#### EXERCISE DETAILS:
Look through the data below and return each line where "name" appears.

Raw records
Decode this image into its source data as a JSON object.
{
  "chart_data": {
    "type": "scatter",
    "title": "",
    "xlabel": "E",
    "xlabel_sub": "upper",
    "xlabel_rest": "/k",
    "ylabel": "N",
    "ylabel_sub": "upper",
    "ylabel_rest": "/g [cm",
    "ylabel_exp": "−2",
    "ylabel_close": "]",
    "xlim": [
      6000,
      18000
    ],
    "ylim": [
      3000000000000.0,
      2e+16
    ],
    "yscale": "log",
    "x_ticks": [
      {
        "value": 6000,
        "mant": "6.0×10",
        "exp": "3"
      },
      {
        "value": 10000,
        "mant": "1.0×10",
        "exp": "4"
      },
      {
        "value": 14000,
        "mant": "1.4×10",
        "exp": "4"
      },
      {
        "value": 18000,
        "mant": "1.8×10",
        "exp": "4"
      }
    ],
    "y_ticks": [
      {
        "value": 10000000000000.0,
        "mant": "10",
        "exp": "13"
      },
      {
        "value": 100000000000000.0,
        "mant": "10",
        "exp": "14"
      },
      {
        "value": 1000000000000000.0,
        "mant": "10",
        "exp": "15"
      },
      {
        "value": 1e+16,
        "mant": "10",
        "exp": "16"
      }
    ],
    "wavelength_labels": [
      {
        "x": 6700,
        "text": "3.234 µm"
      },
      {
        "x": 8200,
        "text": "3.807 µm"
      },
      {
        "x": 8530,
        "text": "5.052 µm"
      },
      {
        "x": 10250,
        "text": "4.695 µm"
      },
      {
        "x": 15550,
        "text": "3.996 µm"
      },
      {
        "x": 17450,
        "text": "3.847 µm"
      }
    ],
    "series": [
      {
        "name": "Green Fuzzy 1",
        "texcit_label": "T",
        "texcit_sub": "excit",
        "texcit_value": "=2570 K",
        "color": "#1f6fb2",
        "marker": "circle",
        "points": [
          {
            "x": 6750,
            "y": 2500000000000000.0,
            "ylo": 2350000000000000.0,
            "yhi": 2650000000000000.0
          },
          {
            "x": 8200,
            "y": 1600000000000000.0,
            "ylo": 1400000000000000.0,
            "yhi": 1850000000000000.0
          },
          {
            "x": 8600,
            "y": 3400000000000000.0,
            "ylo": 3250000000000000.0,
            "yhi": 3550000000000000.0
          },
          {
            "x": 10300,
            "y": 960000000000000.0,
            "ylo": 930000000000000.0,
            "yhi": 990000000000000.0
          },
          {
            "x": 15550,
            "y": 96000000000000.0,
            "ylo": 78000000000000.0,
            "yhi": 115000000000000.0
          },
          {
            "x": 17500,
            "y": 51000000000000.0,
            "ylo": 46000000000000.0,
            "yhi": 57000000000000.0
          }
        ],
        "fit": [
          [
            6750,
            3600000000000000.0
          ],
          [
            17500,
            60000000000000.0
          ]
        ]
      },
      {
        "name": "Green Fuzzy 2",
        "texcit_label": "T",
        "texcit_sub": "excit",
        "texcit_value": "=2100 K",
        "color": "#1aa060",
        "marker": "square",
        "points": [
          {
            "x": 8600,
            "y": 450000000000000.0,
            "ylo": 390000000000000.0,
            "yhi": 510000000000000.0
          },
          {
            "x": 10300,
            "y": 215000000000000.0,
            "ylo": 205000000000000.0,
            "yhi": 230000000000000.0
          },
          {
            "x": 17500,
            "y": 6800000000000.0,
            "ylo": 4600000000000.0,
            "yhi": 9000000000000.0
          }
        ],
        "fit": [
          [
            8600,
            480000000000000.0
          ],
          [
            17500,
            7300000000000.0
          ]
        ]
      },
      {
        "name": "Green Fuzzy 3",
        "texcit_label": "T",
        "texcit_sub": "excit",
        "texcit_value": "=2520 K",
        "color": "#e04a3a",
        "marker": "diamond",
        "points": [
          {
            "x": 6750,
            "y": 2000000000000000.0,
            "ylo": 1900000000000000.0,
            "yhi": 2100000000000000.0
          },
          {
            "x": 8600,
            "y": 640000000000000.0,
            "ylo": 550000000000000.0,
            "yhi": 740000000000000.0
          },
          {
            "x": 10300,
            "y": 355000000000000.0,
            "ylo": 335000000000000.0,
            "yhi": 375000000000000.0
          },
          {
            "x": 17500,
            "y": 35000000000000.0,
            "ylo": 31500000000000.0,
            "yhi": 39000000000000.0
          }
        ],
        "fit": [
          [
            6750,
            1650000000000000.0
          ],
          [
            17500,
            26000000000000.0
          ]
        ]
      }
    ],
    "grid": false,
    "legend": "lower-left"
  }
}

#### RESULT OF THIS EXERCISE:
        "name": "Green Fuzzy 1",
        "name": "Green Fuzzy 2",
        "name": "Green Fuzzy 3",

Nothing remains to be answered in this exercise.